## Brief
Using the material below, work out how many lines contain the word "Knowledge". Reply with the number and nothing more.

____________

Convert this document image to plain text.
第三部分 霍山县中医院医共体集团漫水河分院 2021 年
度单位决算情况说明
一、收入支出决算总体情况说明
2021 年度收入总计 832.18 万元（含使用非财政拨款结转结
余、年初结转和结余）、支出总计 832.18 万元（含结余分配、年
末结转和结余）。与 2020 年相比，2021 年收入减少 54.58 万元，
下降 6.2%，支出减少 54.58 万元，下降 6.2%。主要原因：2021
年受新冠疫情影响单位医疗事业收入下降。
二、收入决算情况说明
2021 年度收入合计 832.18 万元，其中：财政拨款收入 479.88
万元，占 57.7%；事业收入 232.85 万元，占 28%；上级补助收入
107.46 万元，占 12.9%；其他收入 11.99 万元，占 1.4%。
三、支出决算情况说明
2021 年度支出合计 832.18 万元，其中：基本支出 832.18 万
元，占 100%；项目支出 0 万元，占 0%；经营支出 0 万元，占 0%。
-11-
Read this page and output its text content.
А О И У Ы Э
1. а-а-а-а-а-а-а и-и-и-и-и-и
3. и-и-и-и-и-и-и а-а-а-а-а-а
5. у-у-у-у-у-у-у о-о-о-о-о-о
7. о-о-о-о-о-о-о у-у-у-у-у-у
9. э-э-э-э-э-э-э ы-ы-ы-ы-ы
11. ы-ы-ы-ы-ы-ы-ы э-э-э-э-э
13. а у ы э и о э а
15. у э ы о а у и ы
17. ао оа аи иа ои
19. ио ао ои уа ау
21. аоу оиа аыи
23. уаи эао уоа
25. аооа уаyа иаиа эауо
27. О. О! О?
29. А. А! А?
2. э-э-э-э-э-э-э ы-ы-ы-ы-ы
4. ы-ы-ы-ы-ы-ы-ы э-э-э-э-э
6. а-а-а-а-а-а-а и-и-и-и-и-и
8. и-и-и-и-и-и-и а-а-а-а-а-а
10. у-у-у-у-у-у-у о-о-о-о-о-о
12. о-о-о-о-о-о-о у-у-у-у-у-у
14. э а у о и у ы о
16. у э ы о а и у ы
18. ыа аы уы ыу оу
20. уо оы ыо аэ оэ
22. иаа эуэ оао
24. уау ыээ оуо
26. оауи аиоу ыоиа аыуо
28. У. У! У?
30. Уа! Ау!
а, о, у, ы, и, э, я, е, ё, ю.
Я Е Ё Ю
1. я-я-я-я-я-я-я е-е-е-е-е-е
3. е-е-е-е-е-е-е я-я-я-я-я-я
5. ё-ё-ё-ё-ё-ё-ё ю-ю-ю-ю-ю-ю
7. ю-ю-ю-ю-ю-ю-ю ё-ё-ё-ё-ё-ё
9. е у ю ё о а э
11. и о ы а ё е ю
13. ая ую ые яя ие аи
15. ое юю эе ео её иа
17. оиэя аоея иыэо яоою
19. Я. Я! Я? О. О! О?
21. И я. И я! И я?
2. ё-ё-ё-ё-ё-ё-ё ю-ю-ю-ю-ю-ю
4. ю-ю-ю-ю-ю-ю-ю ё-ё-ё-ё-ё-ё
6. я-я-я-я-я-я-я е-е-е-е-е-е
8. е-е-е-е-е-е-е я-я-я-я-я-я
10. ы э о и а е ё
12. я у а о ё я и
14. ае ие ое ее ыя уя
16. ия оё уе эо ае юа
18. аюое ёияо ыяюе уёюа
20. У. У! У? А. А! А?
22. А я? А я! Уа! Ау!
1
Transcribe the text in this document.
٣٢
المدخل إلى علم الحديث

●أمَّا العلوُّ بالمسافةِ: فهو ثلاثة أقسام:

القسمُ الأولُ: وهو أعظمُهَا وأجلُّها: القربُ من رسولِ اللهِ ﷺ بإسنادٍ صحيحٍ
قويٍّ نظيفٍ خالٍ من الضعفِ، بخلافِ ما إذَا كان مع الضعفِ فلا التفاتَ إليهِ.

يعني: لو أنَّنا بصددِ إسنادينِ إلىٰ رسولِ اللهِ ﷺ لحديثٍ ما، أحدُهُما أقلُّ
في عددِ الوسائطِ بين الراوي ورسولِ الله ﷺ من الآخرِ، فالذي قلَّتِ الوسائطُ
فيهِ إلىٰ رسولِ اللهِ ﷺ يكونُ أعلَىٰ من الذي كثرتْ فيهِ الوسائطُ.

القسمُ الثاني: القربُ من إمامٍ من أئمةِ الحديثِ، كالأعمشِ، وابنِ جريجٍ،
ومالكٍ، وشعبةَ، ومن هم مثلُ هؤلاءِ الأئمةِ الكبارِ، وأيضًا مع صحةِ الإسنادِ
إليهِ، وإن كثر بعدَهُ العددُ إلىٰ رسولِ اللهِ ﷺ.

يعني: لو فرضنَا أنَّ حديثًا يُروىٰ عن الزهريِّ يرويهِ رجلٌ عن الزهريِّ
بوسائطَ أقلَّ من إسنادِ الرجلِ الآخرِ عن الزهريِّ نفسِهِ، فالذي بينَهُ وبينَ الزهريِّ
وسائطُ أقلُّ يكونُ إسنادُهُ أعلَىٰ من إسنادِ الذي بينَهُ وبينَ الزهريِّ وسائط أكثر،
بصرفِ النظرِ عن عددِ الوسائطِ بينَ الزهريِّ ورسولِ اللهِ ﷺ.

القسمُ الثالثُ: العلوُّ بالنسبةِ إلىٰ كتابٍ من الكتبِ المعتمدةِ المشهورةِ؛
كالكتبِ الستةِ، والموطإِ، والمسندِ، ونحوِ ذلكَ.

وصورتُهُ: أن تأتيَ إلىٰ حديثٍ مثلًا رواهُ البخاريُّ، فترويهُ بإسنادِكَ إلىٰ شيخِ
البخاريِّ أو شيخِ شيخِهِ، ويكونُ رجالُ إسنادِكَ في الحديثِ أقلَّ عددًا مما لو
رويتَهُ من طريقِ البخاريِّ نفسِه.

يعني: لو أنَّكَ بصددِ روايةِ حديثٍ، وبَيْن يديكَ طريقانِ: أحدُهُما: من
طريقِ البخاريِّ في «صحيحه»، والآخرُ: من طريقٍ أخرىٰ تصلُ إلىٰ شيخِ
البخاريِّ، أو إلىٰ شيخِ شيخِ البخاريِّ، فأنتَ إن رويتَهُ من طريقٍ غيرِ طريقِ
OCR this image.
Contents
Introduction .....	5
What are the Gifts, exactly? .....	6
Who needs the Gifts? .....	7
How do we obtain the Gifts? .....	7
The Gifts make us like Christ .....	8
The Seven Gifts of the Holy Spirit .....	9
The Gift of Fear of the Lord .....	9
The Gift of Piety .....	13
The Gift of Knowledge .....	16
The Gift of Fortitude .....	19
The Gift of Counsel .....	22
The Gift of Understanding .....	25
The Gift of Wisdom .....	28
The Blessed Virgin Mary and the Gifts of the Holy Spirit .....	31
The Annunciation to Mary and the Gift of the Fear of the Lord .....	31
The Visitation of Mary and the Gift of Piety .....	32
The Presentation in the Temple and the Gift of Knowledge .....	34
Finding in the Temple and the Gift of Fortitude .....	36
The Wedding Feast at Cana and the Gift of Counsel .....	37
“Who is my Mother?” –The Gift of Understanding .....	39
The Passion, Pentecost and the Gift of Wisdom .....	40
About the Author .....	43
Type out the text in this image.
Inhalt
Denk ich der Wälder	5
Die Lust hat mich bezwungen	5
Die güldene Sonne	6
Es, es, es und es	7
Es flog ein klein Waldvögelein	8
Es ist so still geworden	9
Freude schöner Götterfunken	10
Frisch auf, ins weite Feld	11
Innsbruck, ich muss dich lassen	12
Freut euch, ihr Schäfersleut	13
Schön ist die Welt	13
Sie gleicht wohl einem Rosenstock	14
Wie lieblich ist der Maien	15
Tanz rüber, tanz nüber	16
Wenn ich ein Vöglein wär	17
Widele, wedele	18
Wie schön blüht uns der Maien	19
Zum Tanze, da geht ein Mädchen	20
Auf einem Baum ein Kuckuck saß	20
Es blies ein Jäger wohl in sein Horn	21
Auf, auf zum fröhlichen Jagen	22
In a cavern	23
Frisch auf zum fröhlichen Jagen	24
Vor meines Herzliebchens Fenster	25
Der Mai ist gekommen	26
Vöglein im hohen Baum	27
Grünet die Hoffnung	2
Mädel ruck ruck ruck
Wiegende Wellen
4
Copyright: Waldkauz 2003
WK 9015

____________

## Correct answer
2